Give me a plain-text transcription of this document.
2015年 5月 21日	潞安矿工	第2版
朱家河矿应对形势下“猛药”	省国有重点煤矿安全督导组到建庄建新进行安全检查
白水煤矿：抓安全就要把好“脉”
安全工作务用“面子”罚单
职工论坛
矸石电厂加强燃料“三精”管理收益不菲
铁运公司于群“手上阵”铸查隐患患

---

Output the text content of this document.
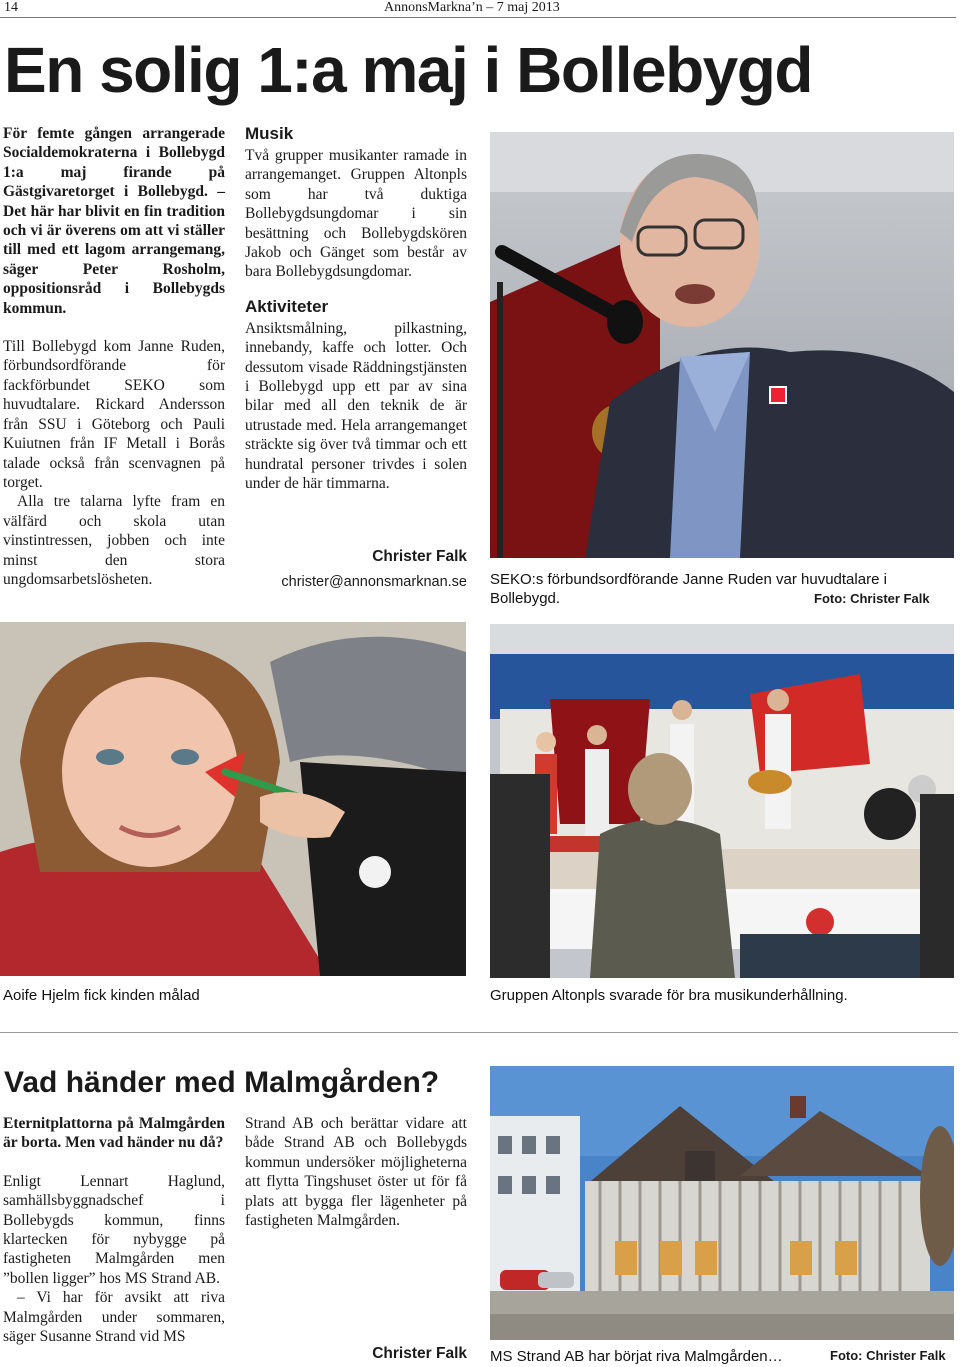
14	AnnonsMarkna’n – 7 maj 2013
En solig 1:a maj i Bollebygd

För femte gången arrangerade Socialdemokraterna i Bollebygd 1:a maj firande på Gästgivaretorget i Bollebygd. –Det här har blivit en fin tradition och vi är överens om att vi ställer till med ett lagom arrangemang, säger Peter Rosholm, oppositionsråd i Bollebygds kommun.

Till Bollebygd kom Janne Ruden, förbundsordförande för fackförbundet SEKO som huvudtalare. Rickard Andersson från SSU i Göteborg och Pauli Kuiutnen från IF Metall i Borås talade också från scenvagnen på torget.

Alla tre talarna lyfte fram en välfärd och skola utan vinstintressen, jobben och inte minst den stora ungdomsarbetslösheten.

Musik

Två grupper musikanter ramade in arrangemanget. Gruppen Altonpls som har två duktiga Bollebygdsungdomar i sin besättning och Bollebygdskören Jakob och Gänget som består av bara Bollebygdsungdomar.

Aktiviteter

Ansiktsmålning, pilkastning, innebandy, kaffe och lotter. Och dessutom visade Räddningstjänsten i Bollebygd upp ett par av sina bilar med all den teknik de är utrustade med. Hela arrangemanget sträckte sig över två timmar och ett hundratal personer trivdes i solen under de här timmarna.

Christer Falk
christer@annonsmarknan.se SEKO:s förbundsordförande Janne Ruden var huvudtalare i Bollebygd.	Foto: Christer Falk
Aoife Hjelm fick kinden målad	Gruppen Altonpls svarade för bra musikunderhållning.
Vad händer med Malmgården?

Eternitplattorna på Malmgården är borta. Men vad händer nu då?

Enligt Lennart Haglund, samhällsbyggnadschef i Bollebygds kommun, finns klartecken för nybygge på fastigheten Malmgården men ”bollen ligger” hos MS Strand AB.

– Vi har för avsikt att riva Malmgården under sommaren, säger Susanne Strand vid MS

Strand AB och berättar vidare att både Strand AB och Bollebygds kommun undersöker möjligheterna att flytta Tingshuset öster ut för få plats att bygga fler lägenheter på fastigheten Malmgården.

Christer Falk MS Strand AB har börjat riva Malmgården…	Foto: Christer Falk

**Your objective**. Note every line above where the string "Falk" shows up, and copy those lines.

**Correct result**.
Christer Falk
christer@annonsmarknan.se SEKO:s förbundsordförande Janne Ruden var huvudtalare i Bollebygd.	Foto: Christer Falk
Christer Falk MS Strand AB har börjat riva Malmgården…	Foto: Christer Falk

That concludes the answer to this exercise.